[Saved data entries]
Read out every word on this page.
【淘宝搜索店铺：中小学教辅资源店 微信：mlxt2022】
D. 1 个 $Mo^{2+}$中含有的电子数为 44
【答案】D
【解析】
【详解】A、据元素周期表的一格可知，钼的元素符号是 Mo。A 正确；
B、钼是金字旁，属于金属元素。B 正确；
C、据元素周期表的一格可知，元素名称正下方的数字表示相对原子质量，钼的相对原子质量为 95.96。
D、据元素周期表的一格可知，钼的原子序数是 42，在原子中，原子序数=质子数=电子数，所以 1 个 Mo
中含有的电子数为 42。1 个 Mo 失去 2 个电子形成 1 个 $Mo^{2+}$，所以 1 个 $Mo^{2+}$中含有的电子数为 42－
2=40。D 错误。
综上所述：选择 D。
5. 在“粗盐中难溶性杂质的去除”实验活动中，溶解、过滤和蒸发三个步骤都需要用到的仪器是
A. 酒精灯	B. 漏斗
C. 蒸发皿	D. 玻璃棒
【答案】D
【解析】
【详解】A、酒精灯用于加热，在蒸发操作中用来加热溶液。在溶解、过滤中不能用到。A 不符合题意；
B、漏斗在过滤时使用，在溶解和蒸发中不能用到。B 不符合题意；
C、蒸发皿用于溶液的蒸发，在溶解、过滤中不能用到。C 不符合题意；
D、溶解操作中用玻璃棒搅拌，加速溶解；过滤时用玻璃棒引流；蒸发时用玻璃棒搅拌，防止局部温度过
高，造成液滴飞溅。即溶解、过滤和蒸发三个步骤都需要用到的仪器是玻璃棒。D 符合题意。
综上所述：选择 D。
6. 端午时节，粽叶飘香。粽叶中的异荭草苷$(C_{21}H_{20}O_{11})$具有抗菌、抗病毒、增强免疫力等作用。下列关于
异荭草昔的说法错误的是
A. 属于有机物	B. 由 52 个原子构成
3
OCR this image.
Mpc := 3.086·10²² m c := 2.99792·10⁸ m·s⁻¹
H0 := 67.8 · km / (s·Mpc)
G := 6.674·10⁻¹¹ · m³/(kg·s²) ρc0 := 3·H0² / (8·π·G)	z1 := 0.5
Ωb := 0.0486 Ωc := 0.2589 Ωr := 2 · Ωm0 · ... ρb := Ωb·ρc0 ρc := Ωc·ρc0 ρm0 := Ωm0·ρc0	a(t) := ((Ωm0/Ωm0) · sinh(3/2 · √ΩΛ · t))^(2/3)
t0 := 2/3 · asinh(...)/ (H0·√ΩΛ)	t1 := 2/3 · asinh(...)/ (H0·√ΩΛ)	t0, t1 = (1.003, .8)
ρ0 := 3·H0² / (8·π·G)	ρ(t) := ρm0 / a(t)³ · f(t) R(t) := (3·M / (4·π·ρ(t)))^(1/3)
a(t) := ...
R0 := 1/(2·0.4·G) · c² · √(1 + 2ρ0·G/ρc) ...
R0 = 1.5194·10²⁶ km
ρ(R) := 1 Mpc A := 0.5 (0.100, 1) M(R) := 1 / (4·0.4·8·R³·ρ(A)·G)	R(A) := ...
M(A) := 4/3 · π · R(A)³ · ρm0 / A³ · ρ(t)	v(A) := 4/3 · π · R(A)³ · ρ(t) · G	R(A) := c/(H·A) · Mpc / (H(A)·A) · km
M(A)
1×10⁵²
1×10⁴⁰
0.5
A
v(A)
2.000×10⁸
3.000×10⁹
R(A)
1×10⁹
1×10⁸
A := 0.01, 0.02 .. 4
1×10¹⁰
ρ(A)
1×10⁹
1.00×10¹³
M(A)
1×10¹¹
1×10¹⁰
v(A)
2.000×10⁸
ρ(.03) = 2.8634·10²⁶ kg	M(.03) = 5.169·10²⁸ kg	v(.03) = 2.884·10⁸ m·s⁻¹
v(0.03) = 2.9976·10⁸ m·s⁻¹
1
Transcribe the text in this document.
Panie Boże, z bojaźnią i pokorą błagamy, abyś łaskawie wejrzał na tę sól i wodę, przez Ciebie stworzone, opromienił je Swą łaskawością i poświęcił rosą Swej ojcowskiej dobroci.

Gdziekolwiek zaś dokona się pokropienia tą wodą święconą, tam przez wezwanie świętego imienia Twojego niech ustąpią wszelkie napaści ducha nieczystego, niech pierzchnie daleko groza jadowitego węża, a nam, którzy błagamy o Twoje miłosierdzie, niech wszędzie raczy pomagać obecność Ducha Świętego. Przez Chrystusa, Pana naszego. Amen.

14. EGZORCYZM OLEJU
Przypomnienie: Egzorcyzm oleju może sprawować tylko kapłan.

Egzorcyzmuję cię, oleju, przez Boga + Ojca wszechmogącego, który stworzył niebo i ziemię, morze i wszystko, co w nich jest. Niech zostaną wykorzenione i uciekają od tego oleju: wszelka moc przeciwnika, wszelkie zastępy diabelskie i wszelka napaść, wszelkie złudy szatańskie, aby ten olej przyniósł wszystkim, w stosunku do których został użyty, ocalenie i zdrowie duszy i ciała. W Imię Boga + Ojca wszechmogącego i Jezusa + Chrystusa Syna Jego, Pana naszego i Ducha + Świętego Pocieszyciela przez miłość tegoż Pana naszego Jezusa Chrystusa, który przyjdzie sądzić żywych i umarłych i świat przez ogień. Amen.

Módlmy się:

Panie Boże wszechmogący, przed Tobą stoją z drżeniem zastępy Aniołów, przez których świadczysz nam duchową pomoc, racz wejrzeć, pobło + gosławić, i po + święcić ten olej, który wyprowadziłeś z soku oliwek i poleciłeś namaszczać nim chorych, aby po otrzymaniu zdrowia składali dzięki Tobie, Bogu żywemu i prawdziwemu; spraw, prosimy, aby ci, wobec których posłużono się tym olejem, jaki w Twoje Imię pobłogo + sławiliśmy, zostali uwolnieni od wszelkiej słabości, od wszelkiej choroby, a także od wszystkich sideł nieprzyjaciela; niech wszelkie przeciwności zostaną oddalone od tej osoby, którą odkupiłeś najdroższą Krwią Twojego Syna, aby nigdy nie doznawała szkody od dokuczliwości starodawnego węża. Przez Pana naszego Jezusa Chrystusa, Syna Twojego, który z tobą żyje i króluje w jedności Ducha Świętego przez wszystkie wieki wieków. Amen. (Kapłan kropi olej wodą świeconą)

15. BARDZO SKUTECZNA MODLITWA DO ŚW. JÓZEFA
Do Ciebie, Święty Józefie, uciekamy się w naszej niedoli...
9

- REQUIREMENT:
Search the entries for the word "błagamy" and copy every line that has it.

- ANSWER IN FULL:
Panie Boże, z bojaźnią i pokorą błagamy, abyś łaskawie wejrzał na tę sól i wodę, przez Ciebie stworzone, opromienił je Swą łaskawością i poświęcił rosą Swej ojcowskiej dobroci.
Gdziekolwiek zaś dokona się pokropienia tą wodą święconą, tam przez wezwanie świętego imienia Twojego niech ustąpią wszelkie napaści ducha nieczystego, niech pierzchnie daleko groza jadowitego węża, a nam, którzy błagamy o Twoje miłosierdzie, niech wszędzie raczy pomagać obecność Ducha Świętego. Przez Chrystusa, Pana naszego. Amen.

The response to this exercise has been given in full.